* [AIM]
Check every line of the entries below for the word "Share", and copy the ones that have it.

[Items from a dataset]
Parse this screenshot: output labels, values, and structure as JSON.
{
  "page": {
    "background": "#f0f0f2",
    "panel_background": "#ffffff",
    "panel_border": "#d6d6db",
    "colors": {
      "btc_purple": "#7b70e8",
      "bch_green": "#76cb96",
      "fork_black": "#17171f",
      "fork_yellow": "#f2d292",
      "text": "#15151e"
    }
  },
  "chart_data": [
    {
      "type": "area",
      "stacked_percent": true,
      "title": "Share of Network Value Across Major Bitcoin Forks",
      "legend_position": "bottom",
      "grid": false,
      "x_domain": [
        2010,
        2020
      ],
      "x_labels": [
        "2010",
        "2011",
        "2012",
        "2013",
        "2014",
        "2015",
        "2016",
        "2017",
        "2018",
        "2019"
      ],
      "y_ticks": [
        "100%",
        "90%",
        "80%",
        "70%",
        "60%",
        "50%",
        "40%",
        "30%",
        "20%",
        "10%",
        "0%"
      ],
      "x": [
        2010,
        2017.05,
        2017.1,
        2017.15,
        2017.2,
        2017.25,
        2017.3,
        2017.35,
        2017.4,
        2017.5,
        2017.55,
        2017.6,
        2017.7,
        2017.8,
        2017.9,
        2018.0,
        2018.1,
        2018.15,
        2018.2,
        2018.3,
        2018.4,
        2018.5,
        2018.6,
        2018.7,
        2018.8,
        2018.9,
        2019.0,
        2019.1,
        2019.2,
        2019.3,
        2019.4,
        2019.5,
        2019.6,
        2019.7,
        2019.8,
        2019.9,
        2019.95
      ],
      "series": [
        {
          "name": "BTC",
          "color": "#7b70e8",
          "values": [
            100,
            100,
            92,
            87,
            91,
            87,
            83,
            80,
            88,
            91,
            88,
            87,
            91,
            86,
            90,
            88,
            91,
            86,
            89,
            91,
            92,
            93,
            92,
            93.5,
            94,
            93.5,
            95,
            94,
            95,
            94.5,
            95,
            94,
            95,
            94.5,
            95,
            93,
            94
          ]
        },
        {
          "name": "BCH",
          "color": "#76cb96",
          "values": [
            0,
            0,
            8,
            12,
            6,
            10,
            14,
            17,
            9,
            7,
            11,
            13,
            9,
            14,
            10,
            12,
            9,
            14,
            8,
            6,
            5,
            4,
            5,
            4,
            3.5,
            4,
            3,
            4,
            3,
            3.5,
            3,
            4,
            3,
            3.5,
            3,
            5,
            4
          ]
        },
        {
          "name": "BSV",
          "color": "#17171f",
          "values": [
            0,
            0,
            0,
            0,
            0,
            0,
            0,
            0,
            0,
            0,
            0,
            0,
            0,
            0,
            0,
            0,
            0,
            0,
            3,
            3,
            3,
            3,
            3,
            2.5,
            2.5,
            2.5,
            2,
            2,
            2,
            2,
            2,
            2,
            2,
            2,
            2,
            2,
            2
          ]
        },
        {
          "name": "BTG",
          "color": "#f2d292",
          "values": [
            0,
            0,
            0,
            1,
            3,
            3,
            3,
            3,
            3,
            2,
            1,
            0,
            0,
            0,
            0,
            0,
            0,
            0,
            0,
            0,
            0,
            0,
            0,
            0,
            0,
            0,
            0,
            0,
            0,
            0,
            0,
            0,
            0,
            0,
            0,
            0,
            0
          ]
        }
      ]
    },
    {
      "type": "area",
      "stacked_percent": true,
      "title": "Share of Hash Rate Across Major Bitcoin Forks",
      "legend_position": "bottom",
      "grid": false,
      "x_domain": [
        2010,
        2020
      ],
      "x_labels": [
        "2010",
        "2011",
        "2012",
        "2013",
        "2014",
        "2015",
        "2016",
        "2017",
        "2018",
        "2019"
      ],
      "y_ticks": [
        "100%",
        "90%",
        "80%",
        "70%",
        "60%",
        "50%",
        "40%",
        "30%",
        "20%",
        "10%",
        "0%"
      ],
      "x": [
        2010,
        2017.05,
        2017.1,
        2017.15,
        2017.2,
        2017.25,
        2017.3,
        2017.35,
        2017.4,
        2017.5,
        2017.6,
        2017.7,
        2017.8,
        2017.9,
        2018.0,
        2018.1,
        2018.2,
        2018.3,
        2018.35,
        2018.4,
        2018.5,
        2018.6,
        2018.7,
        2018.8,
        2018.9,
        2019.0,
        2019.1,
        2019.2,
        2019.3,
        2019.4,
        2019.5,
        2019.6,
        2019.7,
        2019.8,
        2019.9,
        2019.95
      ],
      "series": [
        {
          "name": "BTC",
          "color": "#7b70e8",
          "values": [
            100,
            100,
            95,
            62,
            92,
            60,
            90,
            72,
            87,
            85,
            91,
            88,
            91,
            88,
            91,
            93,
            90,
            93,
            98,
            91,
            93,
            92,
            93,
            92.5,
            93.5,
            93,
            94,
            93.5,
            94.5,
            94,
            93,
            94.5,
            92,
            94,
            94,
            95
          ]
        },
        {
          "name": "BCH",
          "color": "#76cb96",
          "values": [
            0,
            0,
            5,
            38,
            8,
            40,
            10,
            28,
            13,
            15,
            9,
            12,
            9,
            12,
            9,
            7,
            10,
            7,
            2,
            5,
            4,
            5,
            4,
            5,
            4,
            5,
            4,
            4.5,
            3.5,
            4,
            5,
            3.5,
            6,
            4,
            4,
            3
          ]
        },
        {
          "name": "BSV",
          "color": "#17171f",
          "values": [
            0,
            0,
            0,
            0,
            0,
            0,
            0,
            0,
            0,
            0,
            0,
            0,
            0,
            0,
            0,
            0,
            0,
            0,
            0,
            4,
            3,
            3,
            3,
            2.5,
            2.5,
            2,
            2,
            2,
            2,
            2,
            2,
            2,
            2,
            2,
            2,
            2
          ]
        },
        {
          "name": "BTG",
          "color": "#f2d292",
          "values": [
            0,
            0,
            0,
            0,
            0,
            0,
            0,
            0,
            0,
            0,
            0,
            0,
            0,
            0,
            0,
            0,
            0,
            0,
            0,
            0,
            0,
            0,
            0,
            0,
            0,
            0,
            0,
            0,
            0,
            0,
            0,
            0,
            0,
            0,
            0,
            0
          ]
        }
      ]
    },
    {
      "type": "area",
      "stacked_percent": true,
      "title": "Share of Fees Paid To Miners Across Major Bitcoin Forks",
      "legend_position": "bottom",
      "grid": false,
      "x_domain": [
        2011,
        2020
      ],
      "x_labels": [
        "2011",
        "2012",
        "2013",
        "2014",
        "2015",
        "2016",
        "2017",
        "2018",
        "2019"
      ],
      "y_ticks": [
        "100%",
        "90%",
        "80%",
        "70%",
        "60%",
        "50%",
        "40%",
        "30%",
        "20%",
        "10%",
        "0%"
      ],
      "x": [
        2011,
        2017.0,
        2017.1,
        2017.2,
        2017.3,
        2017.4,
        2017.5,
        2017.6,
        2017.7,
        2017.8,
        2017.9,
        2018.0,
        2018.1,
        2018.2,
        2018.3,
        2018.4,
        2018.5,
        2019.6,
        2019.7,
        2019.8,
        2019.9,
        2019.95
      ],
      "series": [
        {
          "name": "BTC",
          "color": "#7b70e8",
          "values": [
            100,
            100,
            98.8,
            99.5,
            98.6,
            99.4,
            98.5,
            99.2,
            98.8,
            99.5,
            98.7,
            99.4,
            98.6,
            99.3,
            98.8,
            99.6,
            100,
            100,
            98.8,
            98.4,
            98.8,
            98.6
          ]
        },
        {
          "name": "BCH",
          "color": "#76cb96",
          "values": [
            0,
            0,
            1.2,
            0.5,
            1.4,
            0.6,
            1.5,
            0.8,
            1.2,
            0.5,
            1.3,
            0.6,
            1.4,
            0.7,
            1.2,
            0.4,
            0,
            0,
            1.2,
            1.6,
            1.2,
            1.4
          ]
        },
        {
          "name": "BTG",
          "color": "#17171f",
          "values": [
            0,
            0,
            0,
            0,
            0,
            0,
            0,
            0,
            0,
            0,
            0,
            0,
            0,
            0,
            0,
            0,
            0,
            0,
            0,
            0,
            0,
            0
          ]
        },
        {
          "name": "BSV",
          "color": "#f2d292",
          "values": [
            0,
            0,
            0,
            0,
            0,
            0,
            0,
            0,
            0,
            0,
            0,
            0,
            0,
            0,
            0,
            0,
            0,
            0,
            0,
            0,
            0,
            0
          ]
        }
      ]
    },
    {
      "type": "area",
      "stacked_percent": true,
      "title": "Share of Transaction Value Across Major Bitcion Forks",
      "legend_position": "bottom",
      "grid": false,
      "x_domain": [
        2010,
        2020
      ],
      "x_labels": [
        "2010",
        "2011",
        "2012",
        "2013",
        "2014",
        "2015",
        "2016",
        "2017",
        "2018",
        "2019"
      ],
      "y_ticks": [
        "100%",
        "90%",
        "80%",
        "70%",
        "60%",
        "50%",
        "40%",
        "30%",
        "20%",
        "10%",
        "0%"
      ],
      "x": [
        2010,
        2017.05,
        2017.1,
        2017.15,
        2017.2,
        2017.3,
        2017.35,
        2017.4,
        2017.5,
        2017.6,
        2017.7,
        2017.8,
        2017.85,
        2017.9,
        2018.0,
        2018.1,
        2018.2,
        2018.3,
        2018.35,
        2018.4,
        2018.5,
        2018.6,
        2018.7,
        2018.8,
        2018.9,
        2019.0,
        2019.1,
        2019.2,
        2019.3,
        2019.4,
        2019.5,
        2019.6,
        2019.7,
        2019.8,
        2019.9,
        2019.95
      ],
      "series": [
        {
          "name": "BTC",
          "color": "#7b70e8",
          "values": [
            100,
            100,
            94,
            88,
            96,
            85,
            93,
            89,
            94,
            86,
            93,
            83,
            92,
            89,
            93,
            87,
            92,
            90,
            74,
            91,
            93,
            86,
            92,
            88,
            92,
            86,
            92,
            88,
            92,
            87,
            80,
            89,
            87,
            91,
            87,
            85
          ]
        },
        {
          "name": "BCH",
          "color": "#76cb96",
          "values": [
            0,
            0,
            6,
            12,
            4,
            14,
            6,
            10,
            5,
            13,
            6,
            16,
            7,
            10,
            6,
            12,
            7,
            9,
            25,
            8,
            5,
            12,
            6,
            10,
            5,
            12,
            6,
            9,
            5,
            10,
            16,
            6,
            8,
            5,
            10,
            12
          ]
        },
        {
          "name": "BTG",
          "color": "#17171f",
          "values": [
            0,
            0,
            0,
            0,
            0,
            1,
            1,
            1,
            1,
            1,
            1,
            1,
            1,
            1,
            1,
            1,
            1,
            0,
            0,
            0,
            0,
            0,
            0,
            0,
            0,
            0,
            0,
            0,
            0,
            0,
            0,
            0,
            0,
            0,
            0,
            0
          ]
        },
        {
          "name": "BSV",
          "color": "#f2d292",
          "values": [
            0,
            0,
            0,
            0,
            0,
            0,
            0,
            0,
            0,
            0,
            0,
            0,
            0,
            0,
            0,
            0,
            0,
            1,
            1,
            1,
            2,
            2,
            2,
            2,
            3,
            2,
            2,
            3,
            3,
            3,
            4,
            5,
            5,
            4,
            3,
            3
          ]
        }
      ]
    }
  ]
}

* [EXERCISE RESULT]
      "title": "Share of Network Value Across Major Bitcoin Forks",
      "title": "Share of Hash Rate Across Major Bitcoin Forks",
      "title": "Share of Fees Paid To Miners Across Major Bitcoin Forks",
      "title": "Share of Transaction Value Across Major Bitcion Forks",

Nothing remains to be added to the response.